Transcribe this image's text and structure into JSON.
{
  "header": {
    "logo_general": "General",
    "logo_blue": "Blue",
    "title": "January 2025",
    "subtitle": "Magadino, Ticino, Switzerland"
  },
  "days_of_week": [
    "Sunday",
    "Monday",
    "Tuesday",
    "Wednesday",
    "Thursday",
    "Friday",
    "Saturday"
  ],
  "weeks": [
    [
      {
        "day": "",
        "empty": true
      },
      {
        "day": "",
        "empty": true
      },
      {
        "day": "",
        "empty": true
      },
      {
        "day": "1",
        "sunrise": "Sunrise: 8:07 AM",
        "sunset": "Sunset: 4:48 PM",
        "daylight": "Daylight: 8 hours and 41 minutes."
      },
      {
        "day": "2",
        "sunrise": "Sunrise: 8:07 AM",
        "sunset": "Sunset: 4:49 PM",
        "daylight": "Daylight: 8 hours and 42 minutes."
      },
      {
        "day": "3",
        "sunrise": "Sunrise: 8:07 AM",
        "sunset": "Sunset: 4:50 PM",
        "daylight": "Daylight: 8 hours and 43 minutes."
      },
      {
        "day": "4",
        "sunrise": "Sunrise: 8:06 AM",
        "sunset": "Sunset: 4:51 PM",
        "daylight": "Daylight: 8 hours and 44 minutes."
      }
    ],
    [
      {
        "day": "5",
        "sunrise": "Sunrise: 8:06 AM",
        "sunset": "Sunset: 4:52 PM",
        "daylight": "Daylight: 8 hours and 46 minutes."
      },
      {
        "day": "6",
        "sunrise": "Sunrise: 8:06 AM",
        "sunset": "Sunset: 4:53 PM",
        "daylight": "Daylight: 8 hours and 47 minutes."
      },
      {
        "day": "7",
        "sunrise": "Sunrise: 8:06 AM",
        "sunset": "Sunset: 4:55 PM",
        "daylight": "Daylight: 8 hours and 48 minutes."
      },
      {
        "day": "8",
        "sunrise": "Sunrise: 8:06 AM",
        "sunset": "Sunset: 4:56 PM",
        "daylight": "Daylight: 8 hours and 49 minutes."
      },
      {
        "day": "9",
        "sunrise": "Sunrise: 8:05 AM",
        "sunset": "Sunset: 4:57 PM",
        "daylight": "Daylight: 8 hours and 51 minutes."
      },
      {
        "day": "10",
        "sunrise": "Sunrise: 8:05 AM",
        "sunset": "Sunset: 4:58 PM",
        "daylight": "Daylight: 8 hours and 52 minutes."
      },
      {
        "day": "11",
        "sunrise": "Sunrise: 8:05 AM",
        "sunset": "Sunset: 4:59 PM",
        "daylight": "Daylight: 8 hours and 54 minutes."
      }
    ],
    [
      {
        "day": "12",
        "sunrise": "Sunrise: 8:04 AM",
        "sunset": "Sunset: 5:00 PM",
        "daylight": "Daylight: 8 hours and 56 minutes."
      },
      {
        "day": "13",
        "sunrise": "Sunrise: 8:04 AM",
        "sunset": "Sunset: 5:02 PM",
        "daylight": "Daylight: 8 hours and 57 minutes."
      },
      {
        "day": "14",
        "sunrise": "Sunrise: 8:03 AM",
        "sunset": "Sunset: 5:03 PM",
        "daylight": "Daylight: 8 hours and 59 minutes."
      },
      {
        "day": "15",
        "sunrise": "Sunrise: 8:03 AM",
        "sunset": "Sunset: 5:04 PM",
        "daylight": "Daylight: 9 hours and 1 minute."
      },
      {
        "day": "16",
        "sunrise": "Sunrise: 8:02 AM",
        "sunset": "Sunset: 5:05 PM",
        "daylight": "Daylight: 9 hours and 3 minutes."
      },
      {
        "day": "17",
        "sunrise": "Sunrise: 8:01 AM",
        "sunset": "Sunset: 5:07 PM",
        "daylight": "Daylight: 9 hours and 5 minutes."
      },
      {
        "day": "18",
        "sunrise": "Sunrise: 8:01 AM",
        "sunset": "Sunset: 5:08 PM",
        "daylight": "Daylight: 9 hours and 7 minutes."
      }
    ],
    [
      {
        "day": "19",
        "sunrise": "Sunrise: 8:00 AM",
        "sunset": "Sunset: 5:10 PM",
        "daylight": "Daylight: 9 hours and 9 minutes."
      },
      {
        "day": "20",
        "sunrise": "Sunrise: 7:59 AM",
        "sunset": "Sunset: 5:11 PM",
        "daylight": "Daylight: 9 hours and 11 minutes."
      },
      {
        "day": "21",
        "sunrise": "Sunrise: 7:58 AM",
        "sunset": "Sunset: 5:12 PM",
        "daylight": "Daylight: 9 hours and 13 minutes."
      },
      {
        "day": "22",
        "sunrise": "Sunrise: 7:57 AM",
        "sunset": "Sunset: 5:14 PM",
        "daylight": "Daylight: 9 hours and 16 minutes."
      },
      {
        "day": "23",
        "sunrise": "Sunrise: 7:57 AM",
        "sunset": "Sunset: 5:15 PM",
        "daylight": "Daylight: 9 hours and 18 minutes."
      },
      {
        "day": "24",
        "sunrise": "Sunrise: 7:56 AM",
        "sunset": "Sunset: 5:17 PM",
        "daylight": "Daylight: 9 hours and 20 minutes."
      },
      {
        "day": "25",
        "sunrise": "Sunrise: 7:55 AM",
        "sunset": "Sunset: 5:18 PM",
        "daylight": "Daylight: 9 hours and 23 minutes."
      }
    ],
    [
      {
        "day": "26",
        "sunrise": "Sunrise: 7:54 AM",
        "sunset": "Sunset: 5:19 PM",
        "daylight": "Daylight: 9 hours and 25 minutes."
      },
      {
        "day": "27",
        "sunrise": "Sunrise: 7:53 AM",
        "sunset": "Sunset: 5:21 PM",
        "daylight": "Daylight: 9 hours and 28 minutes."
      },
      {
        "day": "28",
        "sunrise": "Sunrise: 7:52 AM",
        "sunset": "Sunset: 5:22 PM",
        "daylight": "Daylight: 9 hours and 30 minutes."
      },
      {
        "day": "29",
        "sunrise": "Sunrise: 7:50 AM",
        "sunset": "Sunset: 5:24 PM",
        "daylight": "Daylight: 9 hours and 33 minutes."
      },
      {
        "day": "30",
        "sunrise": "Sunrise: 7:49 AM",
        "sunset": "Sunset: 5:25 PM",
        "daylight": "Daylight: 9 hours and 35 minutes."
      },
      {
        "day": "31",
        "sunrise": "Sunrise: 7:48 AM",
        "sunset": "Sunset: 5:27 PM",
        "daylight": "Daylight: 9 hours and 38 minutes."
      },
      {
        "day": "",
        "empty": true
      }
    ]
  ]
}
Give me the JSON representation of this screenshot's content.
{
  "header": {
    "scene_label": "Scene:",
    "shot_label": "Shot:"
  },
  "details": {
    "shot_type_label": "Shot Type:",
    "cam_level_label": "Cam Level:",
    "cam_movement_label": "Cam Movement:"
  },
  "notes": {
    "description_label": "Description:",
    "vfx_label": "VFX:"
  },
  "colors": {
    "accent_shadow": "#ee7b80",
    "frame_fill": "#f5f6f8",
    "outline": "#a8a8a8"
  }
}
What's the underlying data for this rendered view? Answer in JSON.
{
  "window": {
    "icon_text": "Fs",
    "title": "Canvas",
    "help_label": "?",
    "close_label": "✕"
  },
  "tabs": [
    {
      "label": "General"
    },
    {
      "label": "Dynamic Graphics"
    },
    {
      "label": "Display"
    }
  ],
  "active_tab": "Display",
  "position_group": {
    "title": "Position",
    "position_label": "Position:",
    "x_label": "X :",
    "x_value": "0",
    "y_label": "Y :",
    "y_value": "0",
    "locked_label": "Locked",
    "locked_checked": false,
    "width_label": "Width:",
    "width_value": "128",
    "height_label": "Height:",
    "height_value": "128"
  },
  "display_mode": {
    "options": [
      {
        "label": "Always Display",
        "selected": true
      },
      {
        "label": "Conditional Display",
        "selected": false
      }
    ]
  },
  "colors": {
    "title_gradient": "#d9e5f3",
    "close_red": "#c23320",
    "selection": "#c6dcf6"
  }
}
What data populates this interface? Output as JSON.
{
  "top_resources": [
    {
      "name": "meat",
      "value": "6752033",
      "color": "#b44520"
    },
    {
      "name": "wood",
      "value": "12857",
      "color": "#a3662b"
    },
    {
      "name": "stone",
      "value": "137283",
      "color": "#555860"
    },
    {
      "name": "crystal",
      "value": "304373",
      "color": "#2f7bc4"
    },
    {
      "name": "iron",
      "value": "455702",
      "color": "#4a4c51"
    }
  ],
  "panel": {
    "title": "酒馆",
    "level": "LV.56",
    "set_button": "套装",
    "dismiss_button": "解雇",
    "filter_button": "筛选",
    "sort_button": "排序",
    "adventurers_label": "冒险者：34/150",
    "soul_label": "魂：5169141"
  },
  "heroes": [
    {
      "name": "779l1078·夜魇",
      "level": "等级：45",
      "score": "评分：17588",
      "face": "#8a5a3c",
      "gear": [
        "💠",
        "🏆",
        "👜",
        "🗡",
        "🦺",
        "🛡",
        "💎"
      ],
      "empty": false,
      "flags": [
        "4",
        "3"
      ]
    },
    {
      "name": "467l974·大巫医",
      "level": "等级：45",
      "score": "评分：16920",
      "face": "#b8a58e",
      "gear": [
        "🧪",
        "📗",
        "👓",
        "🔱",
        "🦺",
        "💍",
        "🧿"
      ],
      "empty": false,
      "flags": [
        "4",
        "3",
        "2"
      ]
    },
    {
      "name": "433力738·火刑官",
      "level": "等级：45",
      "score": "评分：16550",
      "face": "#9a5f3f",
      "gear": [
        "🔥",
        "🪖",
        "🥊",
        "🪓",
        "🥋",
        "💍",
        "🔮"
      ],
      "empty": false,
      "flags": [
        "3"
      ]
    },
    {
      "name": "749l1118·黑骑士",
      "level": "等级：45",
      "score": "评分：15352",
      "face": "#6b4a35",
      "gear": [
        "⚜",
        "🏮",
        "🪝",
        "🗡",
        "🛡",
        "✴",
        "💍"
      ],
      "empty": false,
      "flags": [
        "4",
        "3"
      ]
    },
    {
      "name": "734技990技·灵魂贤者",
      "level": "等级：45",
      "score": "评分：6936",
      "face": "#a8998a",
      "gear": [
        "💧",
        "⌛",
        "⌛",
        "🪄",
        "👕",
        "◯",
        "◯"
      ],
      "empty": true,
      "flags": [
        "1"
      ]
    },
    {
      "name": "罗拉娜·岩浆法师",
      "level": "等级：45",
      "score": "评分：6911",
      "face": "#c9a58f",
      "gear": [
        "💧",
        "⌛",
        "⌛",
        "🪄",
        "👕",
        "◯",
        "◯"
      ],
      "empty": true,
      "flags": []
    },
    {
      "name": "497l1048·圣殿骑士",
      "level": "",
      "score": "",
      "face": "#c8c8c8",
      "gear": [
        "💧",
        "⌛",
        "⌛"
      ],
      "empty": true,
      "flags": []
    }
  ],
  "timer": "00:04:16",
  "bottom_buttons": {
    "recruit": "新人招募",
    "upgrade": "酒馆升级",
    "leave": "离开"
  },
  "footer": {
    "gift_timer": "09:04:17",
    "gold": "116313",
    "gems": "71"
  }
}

#### WORK REQUIRED:
Counting only lines of the data above that hold "name", report the total and nothing else.

#### SOLVED PROBLEM:
12